§ Set exercise
Write the material out again exactly.

* Start Entries shown *

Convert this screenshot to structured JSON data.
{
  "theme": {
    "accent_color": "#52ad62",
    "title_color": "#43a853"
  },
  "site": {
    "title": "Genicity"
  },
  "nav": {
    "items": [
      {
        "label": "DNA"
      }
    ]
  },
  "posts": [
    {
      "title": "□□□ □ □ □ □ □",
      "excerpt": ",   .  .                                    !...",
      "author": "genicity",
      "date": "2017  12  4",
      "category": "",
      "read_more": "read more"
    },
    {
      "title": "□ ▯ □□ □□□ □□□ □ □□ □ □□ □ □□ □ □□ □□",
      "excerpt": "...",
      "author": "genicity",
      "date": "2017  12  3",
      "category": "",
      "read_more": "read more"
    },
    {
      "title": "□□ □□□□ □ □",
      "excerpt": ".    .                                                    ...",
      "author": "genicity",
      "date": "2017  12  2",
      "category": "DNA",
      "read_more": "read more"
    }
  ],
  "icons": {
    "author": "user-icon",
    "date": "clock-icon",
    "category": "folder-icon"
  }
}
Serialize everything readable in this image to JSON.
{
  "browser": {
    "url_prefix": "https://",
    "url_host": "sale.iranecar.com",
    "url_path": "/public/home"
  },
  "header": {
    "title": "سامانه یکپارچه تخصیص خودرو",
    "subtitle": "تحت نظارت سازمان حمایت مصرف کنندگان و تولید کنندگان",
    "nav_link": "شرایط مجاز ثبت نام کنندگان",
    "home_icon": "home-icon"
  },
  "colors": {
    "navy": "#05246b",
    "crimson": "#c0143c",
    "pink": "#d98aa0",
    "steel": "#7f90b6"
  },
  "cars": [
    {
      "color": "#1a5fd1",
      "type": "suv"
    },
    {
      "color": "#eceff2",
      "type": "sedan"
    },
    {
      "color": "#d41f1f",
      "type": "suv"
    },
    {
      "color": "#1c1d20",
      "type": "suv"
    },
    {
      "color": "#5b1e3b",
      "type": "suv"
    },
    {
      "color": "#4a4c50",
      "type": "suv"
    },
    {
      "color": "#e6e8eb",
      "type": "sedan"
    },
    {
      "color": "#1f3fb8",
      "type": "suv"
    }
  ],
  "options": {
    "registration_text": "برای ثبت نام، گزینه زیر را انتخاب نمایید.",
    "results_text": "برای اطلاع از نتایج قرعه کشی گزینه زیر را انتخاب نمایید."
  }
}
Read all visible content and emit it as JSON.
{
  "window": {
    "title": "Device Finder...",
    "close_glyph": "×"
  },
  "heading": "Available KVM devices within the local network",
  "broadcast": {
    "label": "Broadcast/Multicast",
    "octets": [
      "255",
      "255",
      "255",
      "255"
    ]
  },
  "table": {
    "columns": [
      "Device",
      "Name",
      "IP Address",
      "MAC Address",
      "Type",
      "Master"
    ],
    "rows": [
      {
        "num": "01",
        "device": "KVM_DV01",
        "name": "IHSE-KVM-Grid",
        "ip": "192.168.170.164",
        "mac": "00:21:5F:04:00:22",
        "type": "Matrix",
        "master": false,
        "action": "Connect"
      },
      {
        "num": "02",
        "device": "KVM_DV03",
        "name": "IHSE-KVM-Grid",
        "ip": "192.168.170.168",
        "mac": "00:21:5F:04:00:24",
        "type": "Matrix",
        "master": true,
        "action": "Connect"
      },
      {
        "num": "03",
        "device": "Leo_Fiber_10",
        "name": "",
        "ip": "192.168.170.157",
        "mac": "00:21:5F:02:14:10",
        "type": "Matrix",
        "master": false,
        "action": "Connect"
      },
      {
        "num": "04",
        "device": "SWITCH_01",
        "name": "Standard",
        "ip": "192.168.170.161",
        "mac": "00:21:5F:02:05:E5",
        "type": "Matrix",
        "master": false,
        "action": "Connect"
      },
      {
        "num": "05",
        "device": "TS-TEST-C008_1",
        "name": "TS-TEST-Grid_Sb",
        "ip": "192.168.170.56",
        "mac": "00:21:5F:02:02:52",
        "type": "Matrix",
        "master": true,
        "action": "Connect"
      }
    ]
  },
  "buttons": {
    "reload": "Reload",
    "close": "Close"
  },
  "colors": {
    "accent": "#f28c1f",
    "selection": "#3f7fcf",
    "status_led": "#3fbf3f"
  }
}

* End Entries shown *

§ Answer below
Convert this screenshot to structured JSON data.
{
  "theme": {
    "accent_color": "#52ad62",
    "title_color": "#43a853"
  },
  "site": {
    "title": "Genicity"
  },
  "nav": {
    "items": [
      {
        "label": "DNA"
      }
    ]
  },
  "posts": [
    {
      "title": "□□□ □ □ □ □ □",
      "excerpt": ",   .  .                                    !...",
      "author": "genicity",
      "date": "2017  12  4",
      "category": "",
      "read_more": "read more"
    },
    {
      "title": "□ ▯ □□ □□□ □□□ □ □□ □ □□ □ □□ □ □□ □□",
      "excerpt": "...",
      "author": "genicity",
      "date": "2017  12  3",
      "category": "",
      "read_more": "read more"
    },
    {
      "title": "□□ □□□□ □ □",
      "excerpt": ".    .                                                    ...",
      "author": "genicity",
      "date": "2017  12  2",
      "category": "DNA",
      "read_more": "read more"
    }
  ],
  "icons": {
    "author": "user-icon",
    "date": "clock-icon",
    "category": "folder-icon"
  }
}
Serialize everything readable in this image to JSON.
{
  "browser": {
    "url_prefix": "https://",
    "url_host": "sale.iranecar.com",
    "url_path": "/public/home"
  },
  "header": {
    "title": "سامانه یکپارچه تخصیص خودرو",
    "subtitle": "تحت نظارت سازمان حمایت مصرف کنندگان و تولید کنندگان",
    "nav_link": "شرایط مجاز ثبت نام کنندگان",
    "home_icon": "home-icon"
  },
  "colors": {
    "navy": "#05246b",
    "crimson": "#c0143c",
    "pink": "#d98aa0",
    "steel": "#7f90b6"
  },
  "cars": [
    {
      "color": "#1a5fd1",
      "type": "suv"
    },
    {
      "color": "#eceff2",
      "type": "sedan"
    },
    {
      "color": "#d41f1f",
      "type": "suv"
    },
    {
      "color": "#1c1d20",
      "type": "suv"
    },
    {
      "color": "#5b1e3b",
      "type": "suv"
    },
    {
      "color": "#4a4c50",
      "type": "suv"
    },
    {
      "color": "#e6e8eb",
      "type": "sedan"
    },
    {
      "color": "#1f3fb8",
      "type": "suv"
    }
  ],
  "options": {
    "registration_text": "برای ثبت نام، گزینه زیر را انتخاب نمایید.",
    "results_text": "برای اطلاع از نتایج قرعه کشی گزینه زیر را انتخاب نمایید."
  }
}
Read all visible content and emit it as JSON.
{
  "window": {
    "title": "Device Finder...",
    "close_glyph": "×"
  },
  "heading": "Available KVM devices within the local network",
  "broadcast": {
    "label": "Broadcast/Multicast",
    "octets": [
      "255",
      "255",
      "255",
      "255"
    ]
  },
  "table": {
    "columns": [
      "Device",
      "Name",
      "IP Address",
      "MAC Address",
      "Type",
      "Master"
    ],
    "rows": [
      {
        "num": "01",
        "device": "KVM_DV01",
        "name": "IHSE-KVM-Grid",
        "ip": "192.168.170.164",
        "mac": "00:21:5F:04:00:22",
        "type": "Matrix",
        "master": false,
        "action": "Connect"
      },
      {
        "num": "02",
        "device": "KVM_DV03",
        "name": "IHSE-KVM-Grid",
        "ip": "192.168.170.168",
        "mac": "00:21:5F:04:00:24",
        "type": "Matrix",
        "master": true,
        "action": "Connect"
      },
      {
        "num": "03",
        "device": "Leo_Fiber_10",
        "name": "",
        "ip": "192.168.170.157",
        "mac": "00:21:5F:02:14:10",
        "type": "Matrix",
        "master": false,
        "action": "Connect"
      },
      {
        "num": "04",
        "device": "SWITCH_01",
        "name": "Standard",
        "ip": "192.168.170.161",
        "mac": "00:21:5F:02:05:E5",
        "type": "Matrix",
        "master": false,
        "action": "Connect"
      },
      {
        "num": "05",
        "device": "TS-TEST-C008_1",
        "name": "TS-TEST-Grid_Sb",
        "ip": "192.168.170.56",
        "mac": "00:21:5F:02:02:52",
        "type": "Matrix",
        "master": true,
        "action": "Connect"
      }
    ]
  },
  "buttons": {
    "reload": "Reload",
    "close": "Close"
  },
  "colors": {
    "accent": "#f28c1f",
    "selection": "#3f7fcf",
    "status_led": "#3fbf3f"
  }
}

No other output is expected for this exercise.